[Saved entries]

┏━━

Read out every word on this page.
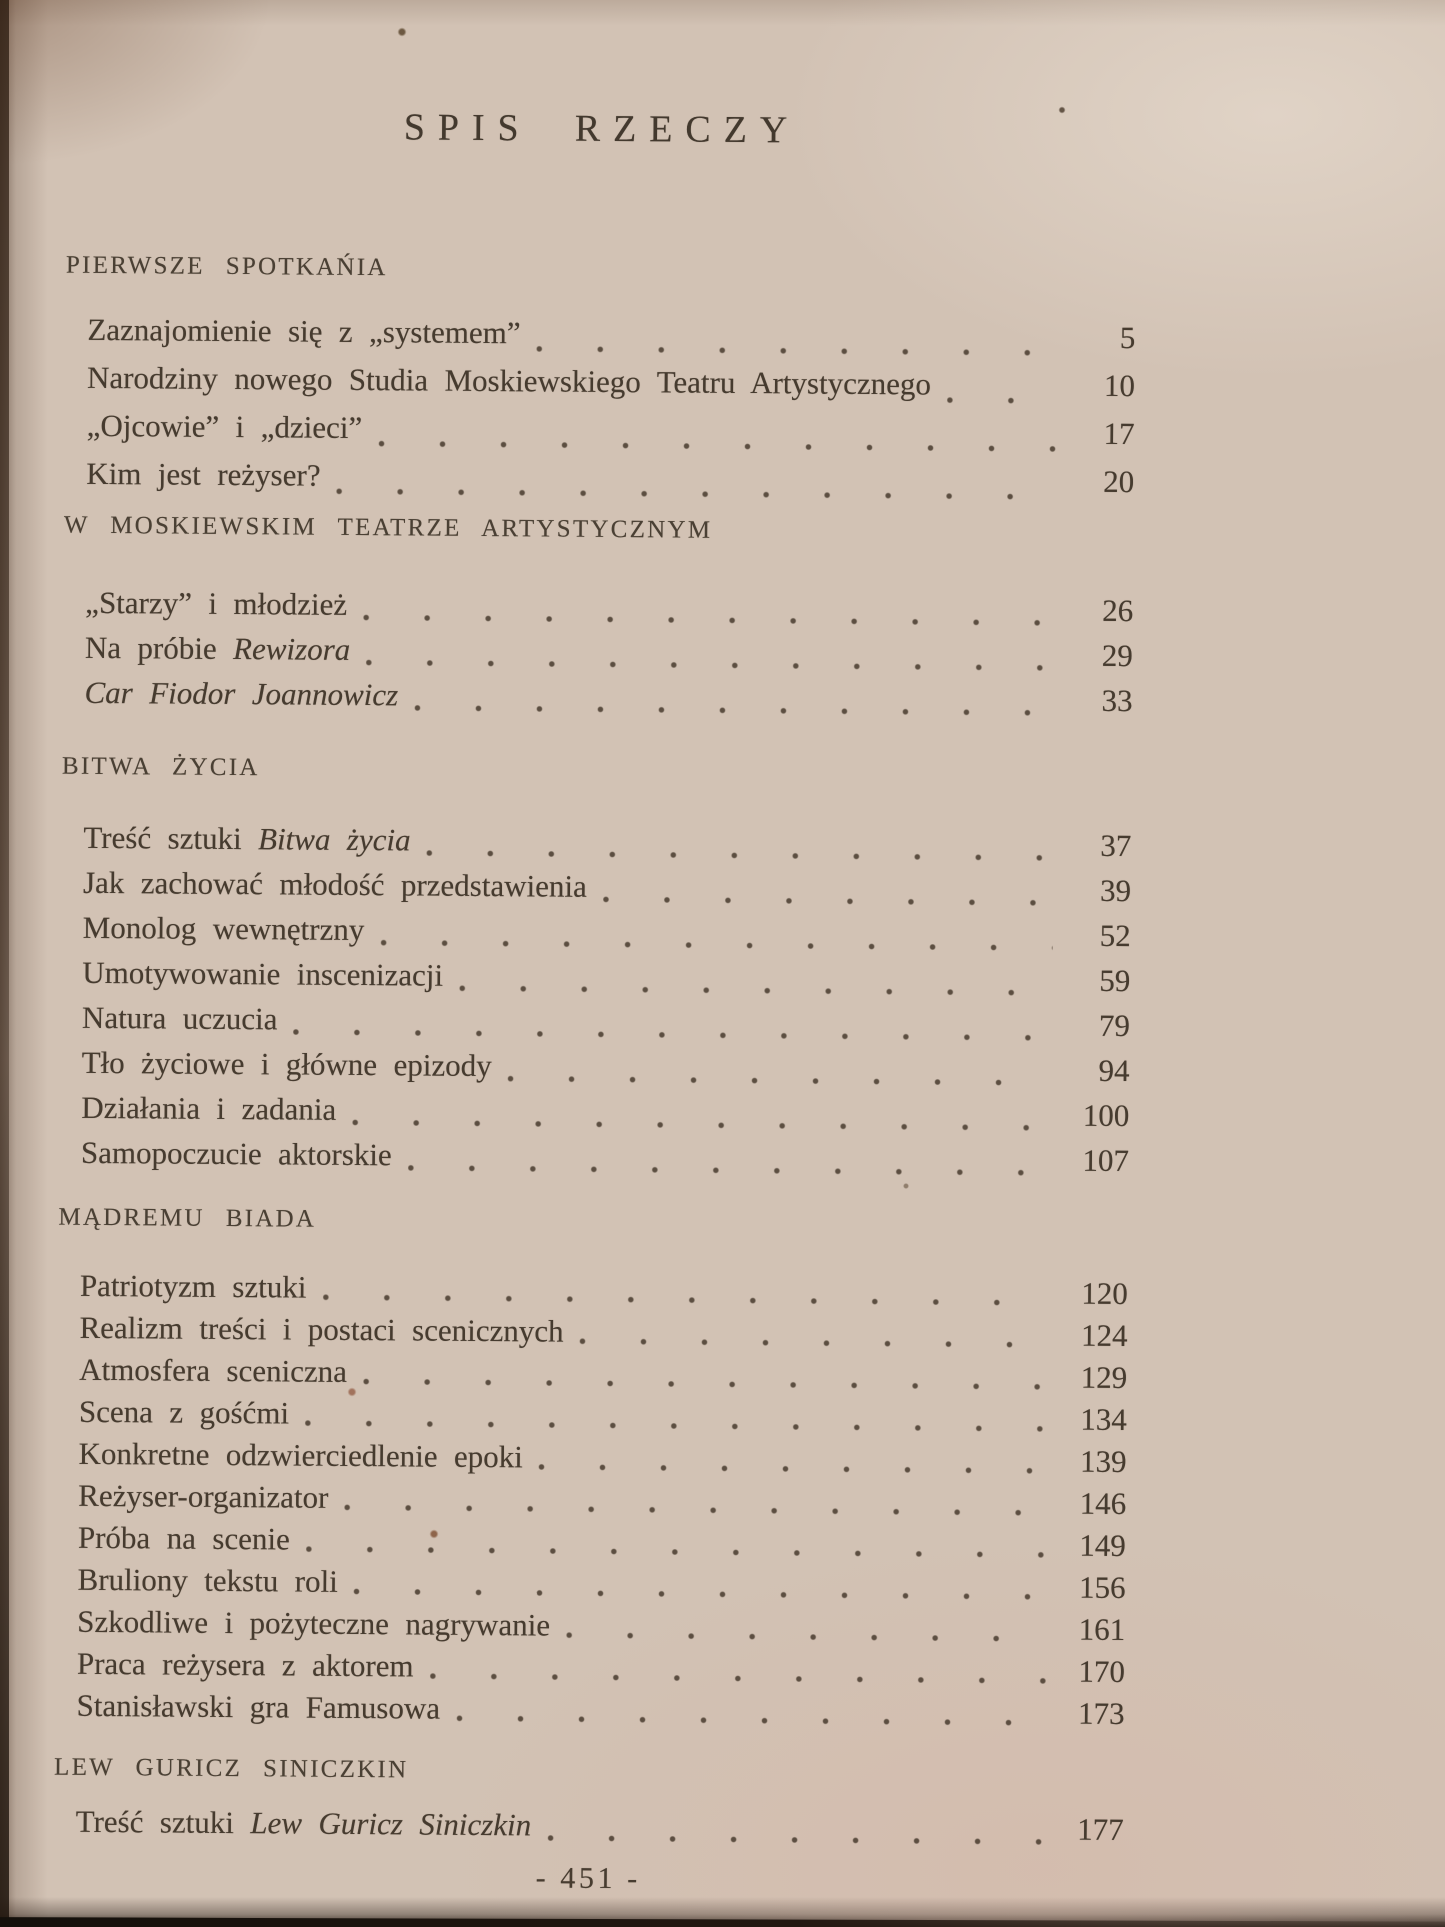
SPIS RZECZY
PIERWSZE SPOTKAŃIA
Zaznajomienie się z „systemem”	5
Narodziny nowego Studia Moskiewskiego Teatru Artystycznego	10
„Ojcowie” i „dzieci”	17
Kim jest reżyser?	20
W MOSKIEWSKIM TEATRZE ARTYSTYCZNYM
„Starzy” i młodzież	26
Na próbie Rewizora	29
Car Fiodor Joannowicz	33
BITWA ŻYCIA
Treść sztuki Bitwa życia	37
Jak zachować młodość przedstawienia	39
Monolog wewnętrzny	52
Umotywowanie inscenizacji	59
Natura uczucia	79
Tło życiowe i główne epizody	94
Działania i zadania	100
Samopoczucie aktorskie	107
MĄDREMU BIADA
Patriotyzm sztuki	120
Realizm treści i postaci scenicznych	124
Atmosfera sceniczna	129
Scena z gośćmi	134
Konkretne odzwierciedlenie epoki	139
Reżyser-organizator	146
Próba na scenie	149
Bruliony tekstu roli	156
Szkodliwe i pożyteczne nagrywanie	161
Praca reżysera z aktorem	170
Stanisławski gra Famusowa	173
LEW GURICZ SINICZKIN
Treść sztuki Lew Guricz Siniczkin	177
- 451 -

┗━━

EXERCISE DIRECTIONS »
Omit every picture, then repeat the remaining data exactly as it appears above.

FINISHED TASK »
Read out every word on this page.
SPIS RZECZY
PIERWSZE SPOTKAŃIA
Zaznajomienie się z „systemem”	5
Narodziny nowego Studia Moskiewskiego Teatru Artystycznego	10
„Ojcowie” i „dzieci”	17
Kim jest reżyser?	20
W MOSKIEWSKIM TEATRZE ARTYSTYCZNYM
„Starzy” i młodzież	26
Na próbie Rewizora	29
Car Fiodor Joannowicz	33
BITWA ŻYCIA
Treść sztuki Bitwa życia	37
Jak zachować młodość przedstawienia	39
Monolog wewnętrzny	52
Umotywowanie inscenizacji	59
Natura uczucia	79
Tło życiowe i główne epizody	94
Działania i zadania	100
Samopoczucie aktorskie	107
MĄDREMU BIADA
Patriotyzm sztuki	120
Realizm treści i postaci scenicznych	124
Atmosfera sceniczna	129
Scena z gośćmi	134
Konkretne odzwierciedlenie epoki	139
Reżyser-organizator	146
Próba na scenie	149
Bruliony tekstu roli	156
Szkodliwe i pożyteczne nagrywanie	161
Praca reżysera z aktorem	170
Stanisławski gra Famusowa	173
LEW GURICZ SINICZKIN
Treść sztuki Lew Guricz Siniczkin	177
- 451 -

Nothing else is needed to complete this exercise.